Using the information:
• A. Do these statements agree with the passage on workplace incivility below? Answer yes or no for each, and quote the exact words from the passage that decide it.
(i) A randomised trial linked rudeness to an increase of over 50% in diagnostic and procedural errors.
(ii) A recent systematic review named high workload as a predictor of incivility within healthcare.
(iii) The authors say trainees are more likely to ask for support because of the rotational nature of training.
• B. In the passage on workplace incivility below, what are the four predictors of incivility within healthcare identified by a recent systematic review?
• C. Write what comes next in the passage on workplace incivility below, picking up after its last sentence.

The short- and long-term effects of incivility and inappropriate behaviour within a workplace range from reduced efficiency in juggling tasks to reduced cognitive ability and work quality. It can result in individuals taking it out on others, avoiding those responsible who are often their seniors, the people they should be able to approach for advice on patient care, or in some cases, staff leaving the profession.10 As a team, it can reduce the willingness to help others therefore limiting the function of teamwork and shared care. A randomised trial was able to attribute over 50% increase in diagnostic and procedural errors to rudeness.11 Additionally, there is emerging evidence that patient witnesses believe this type of behaviour will negatively impact their treatment.12
A recent systematic review identified high workload, patient safety concerns, communication issues and lack of support as predictors for incivility within healthcare.13 It is the opinion of the authors that due to the transient and rotational nature of training, dentists often have to find their feet in unfamiliar hospitals, community clinics and dental practices, while also learning new clinical and theoretical knowledge in order to care for patients. All of these factors may reduce the likelihood that a trainee would ask for support if inappropriate behaviours did occur.

Data provided:
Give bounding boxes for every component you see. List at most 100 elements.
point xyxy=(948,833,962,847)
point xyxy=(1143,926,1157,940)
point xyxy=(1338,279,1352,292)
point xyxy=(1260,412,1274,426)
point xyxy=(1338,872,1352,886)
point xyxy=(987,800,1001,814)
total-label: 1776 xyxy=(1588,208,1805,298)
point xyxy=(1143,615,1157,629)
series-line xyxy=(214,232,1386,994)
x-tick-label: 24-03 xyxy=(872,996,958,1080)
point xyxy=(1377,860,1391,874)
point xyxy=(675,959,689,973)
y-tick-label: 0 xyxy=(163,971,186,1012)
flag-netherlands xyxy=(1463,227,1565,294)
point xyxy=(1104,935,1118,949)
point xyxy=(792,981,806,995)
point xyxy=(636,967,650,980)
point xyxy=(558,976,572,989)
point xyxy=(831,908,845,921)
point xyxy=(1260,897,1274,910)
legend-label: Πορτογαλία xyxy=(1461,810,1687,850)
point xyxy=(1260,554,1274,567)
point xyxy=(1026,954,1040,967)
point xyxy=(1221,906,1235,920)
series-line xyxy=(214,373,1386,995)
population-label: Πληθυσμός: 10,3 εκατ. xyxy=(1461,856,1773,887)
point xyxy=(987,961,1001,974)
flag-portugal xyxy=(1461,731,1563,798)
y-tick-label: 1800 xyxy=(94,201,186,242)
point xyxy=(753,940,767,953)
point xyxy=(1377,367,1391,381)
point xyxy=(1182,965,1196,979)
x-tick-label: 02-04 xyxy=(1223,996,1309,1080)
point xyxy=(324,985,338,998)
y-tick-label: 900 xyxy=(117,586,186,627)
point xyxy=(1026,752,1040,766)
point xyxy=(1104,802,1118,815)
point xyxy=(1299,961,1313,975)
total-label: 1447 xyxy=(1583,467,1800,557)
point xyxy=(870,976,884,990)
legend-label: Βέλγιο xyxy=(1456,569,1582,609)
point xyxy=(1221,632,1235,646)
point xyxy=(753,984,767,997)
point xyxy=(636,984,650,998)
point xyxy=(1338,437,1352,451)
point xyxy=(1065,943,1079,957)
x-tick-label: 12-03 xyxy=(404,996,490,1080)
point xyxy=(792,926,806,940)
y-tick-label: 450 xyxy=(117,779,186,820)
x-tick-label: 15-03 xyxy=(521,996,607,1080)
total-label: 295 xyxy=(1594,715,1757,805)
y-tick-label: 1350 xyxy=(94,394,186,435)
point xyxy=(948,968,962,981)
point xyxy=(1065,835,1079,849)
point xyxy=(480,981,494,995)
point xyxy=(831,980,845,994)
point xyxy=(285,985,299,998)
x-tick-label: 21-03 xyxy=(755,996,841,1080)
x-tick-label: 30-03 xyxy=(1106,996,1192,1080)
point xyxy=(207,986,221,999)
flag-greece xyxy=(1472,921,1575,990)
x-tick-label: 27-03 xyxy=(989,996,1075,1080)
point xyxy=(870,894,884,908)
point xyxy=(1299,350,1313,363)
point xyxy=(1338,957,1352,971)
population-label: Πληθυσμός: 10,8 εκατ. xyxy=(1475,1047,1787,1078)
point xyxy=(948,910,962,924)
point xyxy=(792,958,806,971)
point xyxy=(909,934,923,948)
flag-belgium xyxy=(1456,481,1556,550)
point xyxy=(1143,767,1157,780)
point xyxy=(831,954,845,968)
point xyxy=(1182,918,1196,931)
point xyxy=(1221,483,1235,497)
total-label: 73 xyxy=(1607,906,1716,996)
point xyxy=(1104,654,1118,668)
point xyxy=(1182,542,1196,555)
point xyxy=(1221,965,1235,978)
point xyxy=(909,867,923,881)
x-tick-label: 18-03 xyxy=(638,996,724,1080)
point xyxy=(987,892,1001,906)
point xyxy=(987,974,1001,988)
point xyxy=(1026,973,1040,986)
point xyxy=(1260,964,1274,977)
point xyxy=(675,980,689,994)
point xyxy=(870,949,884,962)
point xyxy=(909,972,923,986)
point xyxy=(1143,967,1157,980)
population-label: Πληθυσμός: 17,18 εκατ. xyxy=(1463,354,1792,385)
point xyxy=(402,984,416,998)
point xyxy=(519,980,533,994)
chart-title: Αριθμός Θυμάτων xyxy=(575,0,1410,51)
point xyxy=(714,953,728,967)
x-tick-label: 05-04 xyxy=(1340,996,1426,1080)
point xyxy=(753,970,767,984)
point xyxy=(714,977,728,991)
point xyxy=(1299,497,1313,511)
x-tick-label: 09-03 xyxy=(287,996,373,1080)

Results of the exercise:
• A.
(i) Yes: "A randomised trial was able to attribute over 50% increase in diagnostic and procedural errors to rudeness."
(ii) Yes: "A recent systematic review identified high workload, patient safety concerns, communication issues and lack of support as predictors for incivility within healthcare."
(iii) No: "All of these factors may reduce the likelihood that a trainee would ask for support if inappropriate behaviours did occur."

• B. High workload, patient safety concerns, communication issues and lack of support.

• C.
The Royal College of Physicians and Surgeons Glasgow (RCPSG) established the Dental Trainees' Committee in 2021, with members from across the four UK nations and from undergraduate students to speciality trainees. The wellbeing subgroup was subsequently formed to focus on identifying, understanding and exploring issues affecting the wellbeing of dental trainees throughout the UK, as well as discussing and actioning initiatives for positive change. As a group of trainees, we have anecdotally observed that a substantial number of trainees have encountered instances of inappropriate behaviours. Consequently, our intention was to shine a light on this problem and initiate further investigation.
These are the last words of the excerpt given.